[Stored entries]

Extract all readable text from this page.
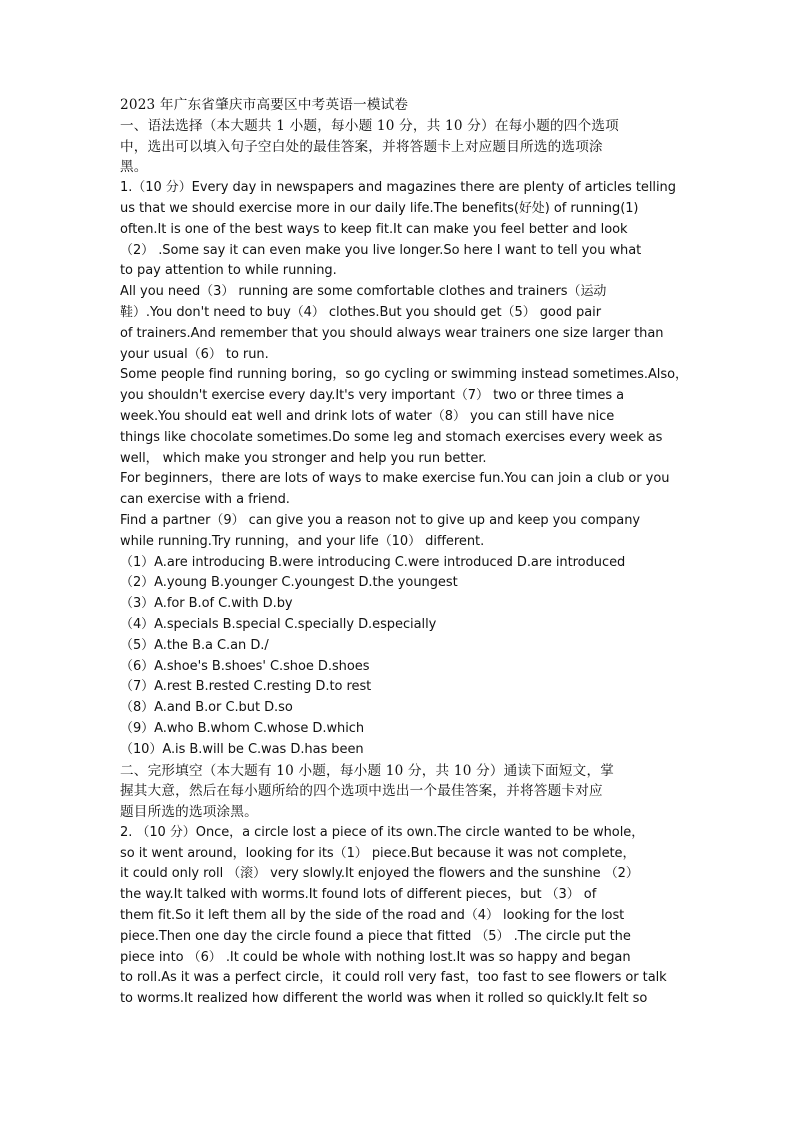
2023 年广东省肇庆市高要区中考英语一模试卷
一、语法选择（本大题共 1 小题，每小题 10 分，共 10 分）在每小题的四个选项
中，选出可以填入句子空白处的最佳答案，并将答题卡上对应题目所选的选项涂
黑。
1.（10 分）Every day in newspapers and magazines there are plenty of articles telling
us that we should exercise more in our daily life.The benefits(好处) of running(1)
often.It is one of the best ways to keep fit.It can make you feel better and look
（2） .Some say it can even make you live longer.So here I want to tell you what
to pay attention to while running.
All you need（3） running are some comfortable clothes and trainers（运动
鞋）.You don't need to buy（4） clothes.But you should get（5） good pair
of trainers.And remember that you should always wear trainers one size larger than
your usual（6） to run.
Some people find running boring，so go cycling or swimming instead sometimes.Also，
you shouldn't exercise every day.It's very important（7） two or three times a
week.You should eat well and drink lots of water（8） you can still have nice
things like chocolate sometimes.Do some leg and stomach exercises every week as
well， which make you stronger and help you run better.
For beginners，there are lots of ways to make exercise fun.You can join a club or you
can exercise with a friend.
Find a partner（9） can give you a reason not to give up and keep you company
while running.Try running，and your life（10） different.
（1）A.are introducing B.were introducing C.were introduced D.are introduced
（2）A.young B.younger C.youngest D.the youngest
（3）A.for B.of C.with D.by
（4）A.specials B.special C.specially D.especially
（5）A.the B.a C.an D./
（6）A.shoe's B.shoes' C.shoe D.shoes
（7）A.rest B.rested C.resting D.to rest
（8）A.and B.or C.but D.so
（9）A.who B.whom C.whose D.which
（10）A.is B.will be C.was D.has been
二、完形填空（本大题有 10 小题，每小题 10 分，共 10 分）通读下面短文，掌
握其大意，然后在每小题所给的四个选项中选出一个最佳答案，并将答题卡对应
题目所选的选项涂黑。
2. （10 分）Once，a circle lost a piece of its own.The circle wanted to be whole，
so it went around，looking for its（1） piece.But because it was not complete，
it could only roll （滚） very slowly.It enjoyed the flowers and the sunshine （2）
the way.It talked with worms.It found lots of different pieces，but （3） of
them fit.So it left them all by the side of the road and（4） looking for the lost
piece.Then one day the circle found a piece that fitted （5） .The circle put the
piece into （6） .It could be whole with nothing lost.It was so happy and began
to roll.As it was a perfect circle，it could roll very fast，too fast to see flowers or talk
to worms.It realized how different the world was when it rolled so quickly.It felt so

## Aim
Copy every line of the listing that contains the word "flowers".

## Response below
it could only roll （滚） very slowly.It enjoyed the flowers and the sunshine （2）
to roll.As it was a perfect circle，it could roll very fast，too fast to see flowers or talk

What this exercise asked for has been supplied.